## TO BE DONE
Leave the pictures out. Return all other data exactly.

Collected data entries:

=======

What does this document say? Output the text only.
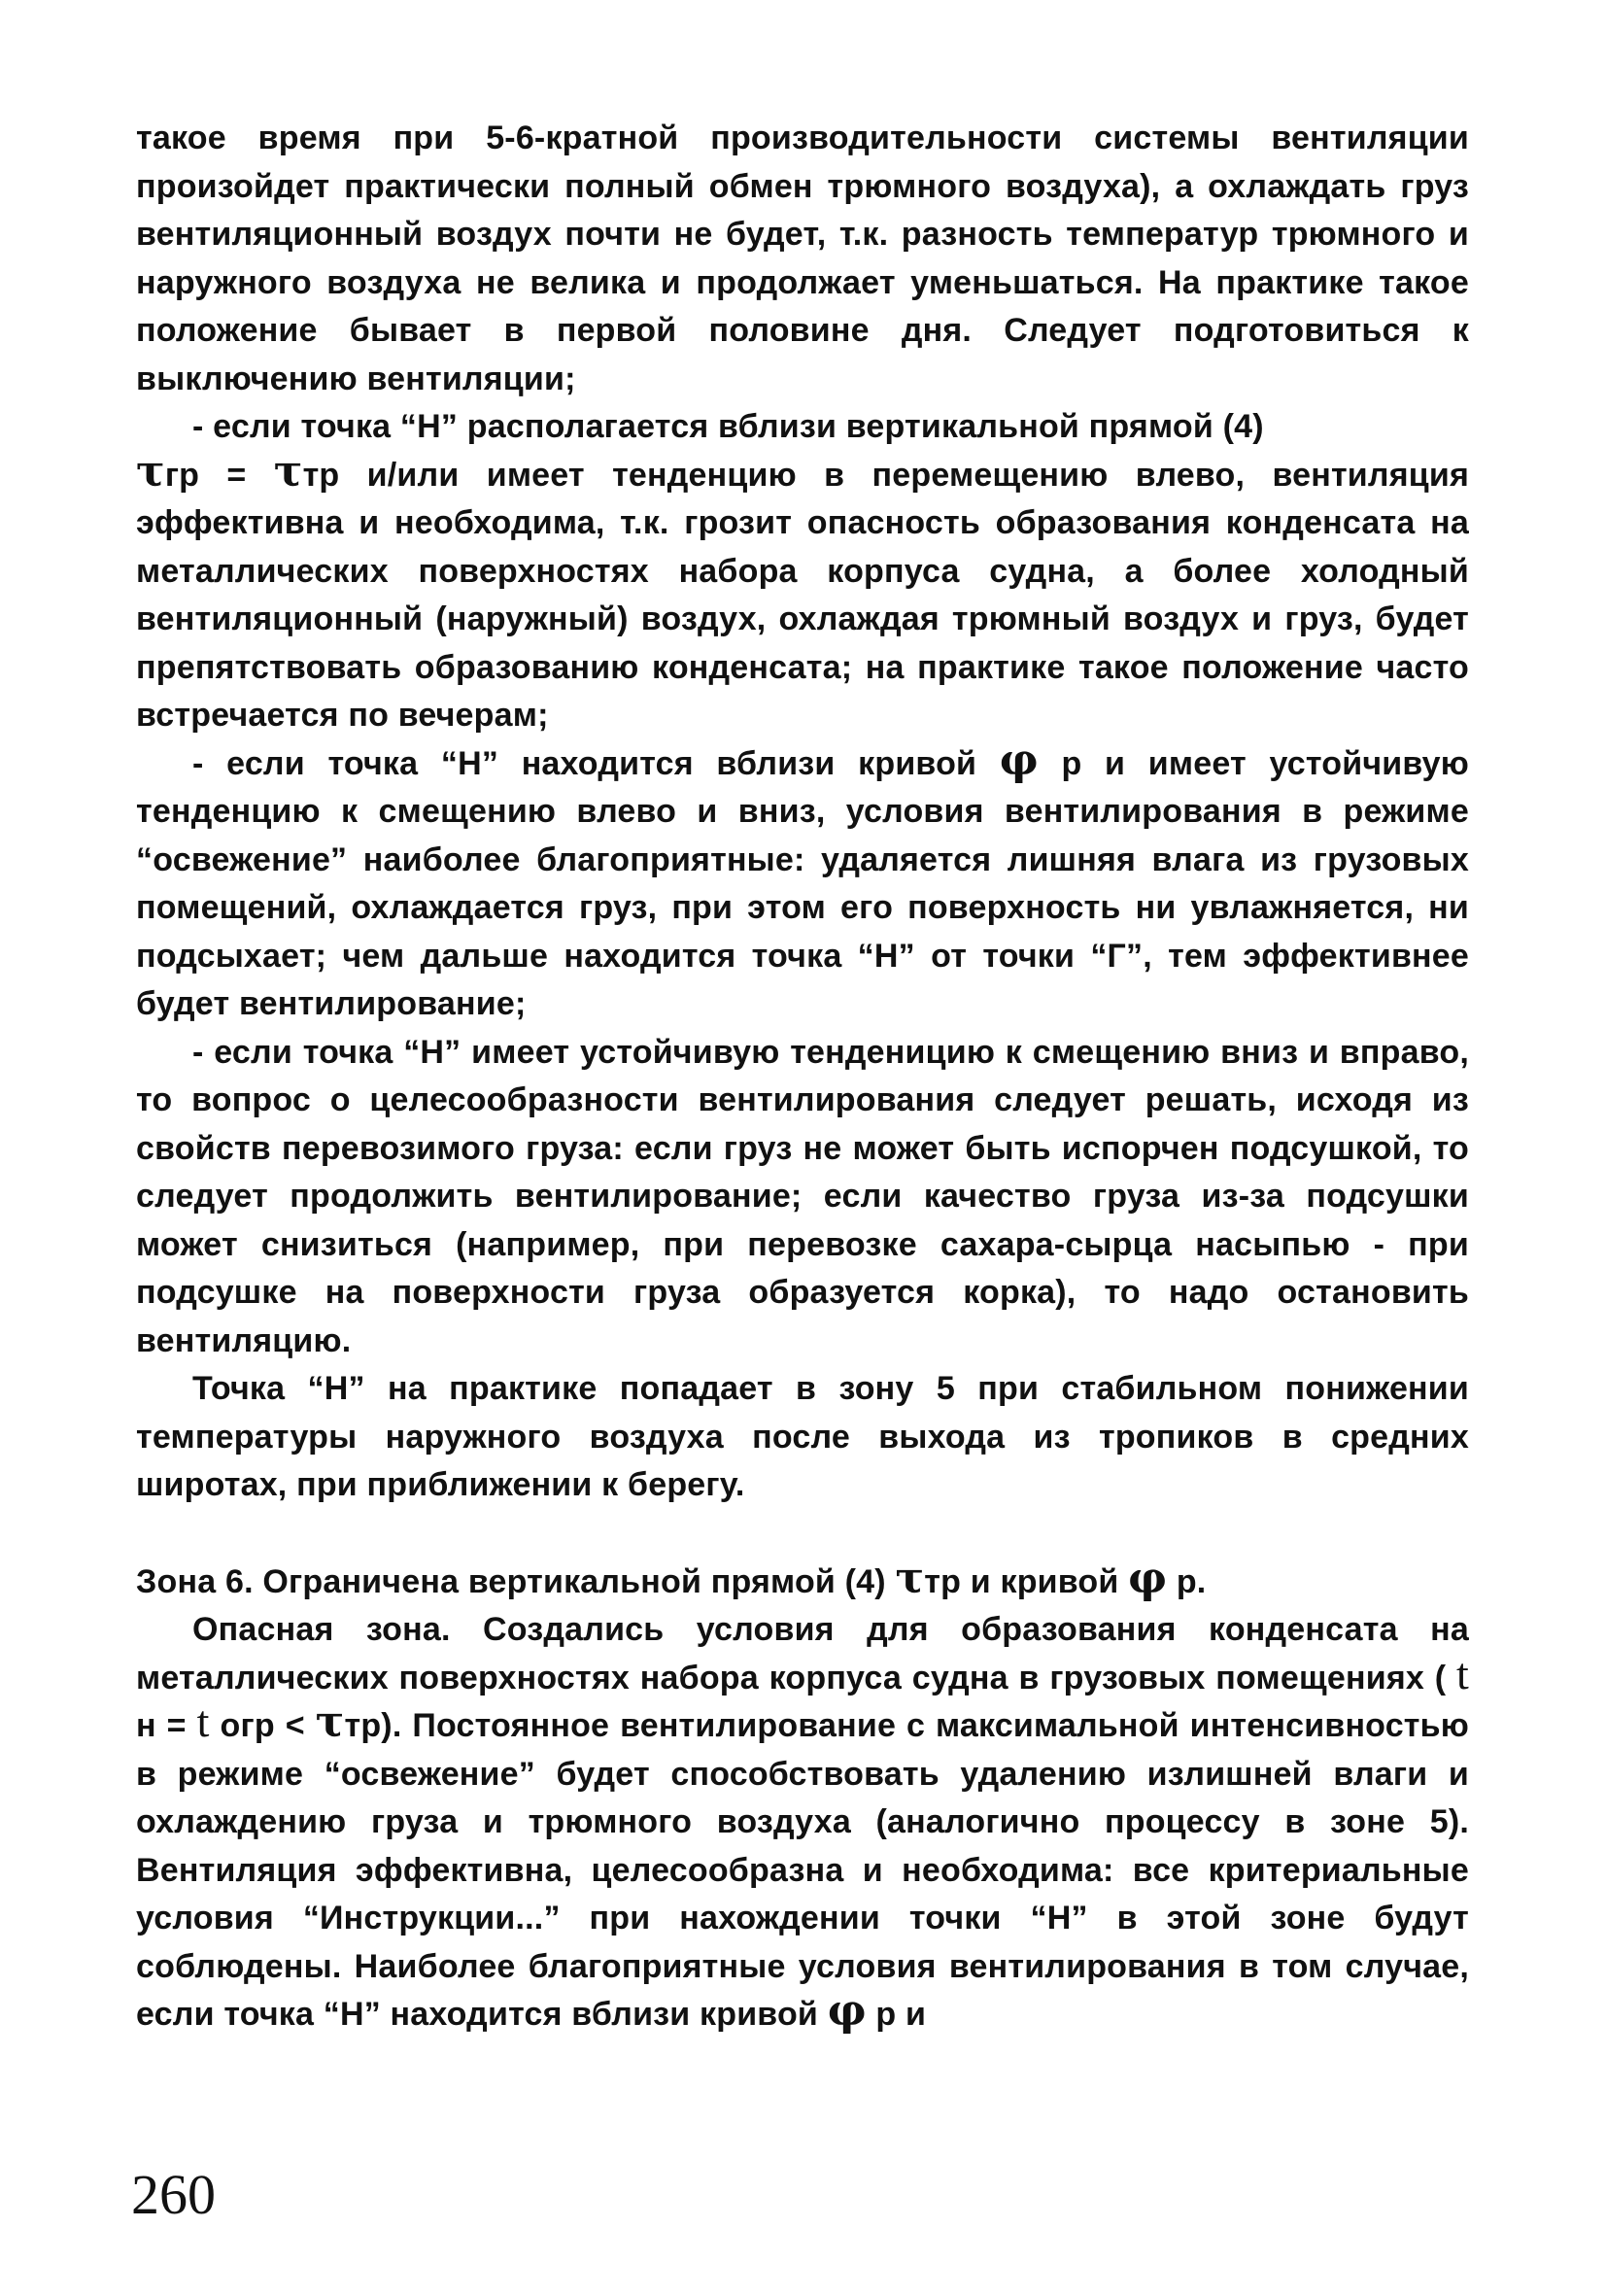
такое время при 5-6-кратной производительности системы вентиляции произойдет практически полный обмен трюмного воздуха), а охлаждать груз вентиляционный воздух почти не будет, т.к. разность температур трюмного и наружного воздуха не велика и продолжает уменьшаться. На практике такое положение бывает в первой половине дня. Следует подготовиться к выключению вентиляции;

- если точка “Н” располагается вблизи вертикальной прямой (4)
τгр = τтр и/или имеет тенденцию в перемещению влево, вентиляция эффективна и необходима, т.к. грозит опасность образования конденсата на металлических поверхностях набора корпуса судна, а более холодный вентиляционный (наружный) воздух, охлаждая трюмный воздух и груз, будет препятствовать образованию конденсата; на практике такое положение часто встречается по вечерам;

- если точка “Н” находится вблизи кривой φ р и имеет устойчивую тенденцию к смещению влево и вниз, условия вентилирования в режиме “освежение” наиболее благоприятные: удаляется лишняя влага из грузовых помещений, охлаждается груз, при этом его поверхность ни увлажняется, ни подсыхает; чем дальше находится точка “Н” от точки “Г”, тем эффективнее будет вентилирование;

- если точка “Н” имеет устойчивую тенденицию к смещению вниз и вправо, то вопрос о целесообразности вентилирования следует решать, исходя из свойств перевозимого груза: если груз не может быть испорчен подсушкой, то следует продолжить вентилирование; если качество груза из-за подсушки может снизиться (например, при перевозке сахара-сырца насыпью - при подсушке на поверхности груза образуется корка), то надо остановить вентиляцию.

Точка “Н” на практике попадает в зону 5 при стабильном понижении температуры наружного воздуха после выхода из тропиков в средних широтах, при приближении к берегу.

Зона 6. Ограничена вертикальной прямой (4) τтр и кривой φ р.

Опасная зона. Создались условия для образования конденсата на металлических поверхностях набора корпуса судна в грузовых помещениях ( t н = t огр < τтр). Постоянное вентилирование с максимальной интенсивностью в режиме “освежение” будет способствовать удалению излишней влаги и охлаждению груза и трюмного воздуха (аналогично процессу в зоне 5). Вентиляция эффективна, целесообразна и необходима: все критериальные условия “Инструкции...” при нахождении точки “Н” в этой зоне будут соблюдены. Наиболее благоприятные условия вентилирования в том случае, если точка “Н” находится вблизи кривой φ р и

260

=======

## THE COMPLETED TASK
What does this document say? Output the text only.
такое время при 5-6-кратной производительности системы вентиляции произойдет практически полный обмен трюмного воздуха), а охлаждать груз вентиляционный воздух почти не будет, т.к. разность температур трюмного и наружного воздуха не велика и продолжает уменьшаться. На практике такое положение бывает в первой половине дня. Следует подготовиться к выключению вентиляции;

- если точка “Н” располагается вблизи вертикальной прямой (4)
τгр = τтр и/или имеет тенденцию в перемещению влево, вентиляция эффективна и необходима, т.к. грозит опасность образования конденсата на металлических поверхностях набора корпуса судна, а более холодный вентиляционный (наружный) воздух, охлаждая трюмный воздух и груз, будет препятствовать образованию конденсата; на практике такое положение часто встречается по вечерам;

- если точка “Н” находится вблизи кривой φ р и имеет устойчивую тенденцию к смещению влево и вниз, условия вентилирования в режиме “освежение” наиболее благоприятные: удаляется лишняя влага из грузовых помещений, охлаждается груз, при этом его поверхность ни увлажняется, ни подсыхает; чем дальше находится точка “Н” от точки “Г”, тем эффективнее будет вентилирование;

- если точка “Н” имеет устойчивую тенденицию к смещению вниз и вправо, то вопрос о целесообразности вентилирования следует решать, исходя из свойств перевозимого груза: если груз не может быть испорчен подсушкой, то следует продолжить вентилирование; если качество груза из-за подсушки может снизиться (например, при перевозке сахара-сырца насыпью - при подсушке на поверхности груза образуется корка), то надо остановить вентиляцию.

Точка “Н” на практике попадает в зону 5 при стабильном понижении температуры наружного воздуха после выхода из тропиков в средних широтах, при приближении к берегу.

Зона 6. Ограничена вертикальной прямой (4) τтр и кривой φ р.

Опасная зона. Создались условия для образования конденсата на металлических поверхностях набора корпуса судна в грузовых помещениях ( t н = t огр < τтр). Постоянное вентилирование с максимальной интенсивностью в режиме “освежение” будет способствовать удалению излишней влаги и охлаждению груза и трюмного воздуха (аналогично процессу в зоне 5). Вентиляция эффективна, целесообразна и необходима: все критериальные условия “Инструкции...” при нахождении точки “Н” в этой зоне будут соблюдены. Наиболее благоприятные условия вентилирования в том случае, если точка “Н” находится вблизи кривой φ р и

260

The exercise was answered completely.